* BEGIN Data extract *
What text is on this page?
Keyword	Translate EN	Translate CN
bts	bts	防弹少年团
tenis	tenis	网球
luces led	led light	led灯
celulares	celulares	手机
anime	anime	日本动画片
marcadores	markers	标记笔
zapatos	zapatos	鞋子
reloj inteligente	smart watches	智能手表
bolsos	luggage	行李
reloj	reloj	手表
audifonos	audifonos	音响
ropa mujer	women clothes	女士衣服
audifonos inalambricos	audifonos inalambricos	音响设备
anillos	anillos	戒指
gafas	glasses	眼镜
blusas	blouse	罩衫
* END Data extract *
:: Written exercise ::
Give only the number of lines that include the word "audifonos".

:: Output ::
2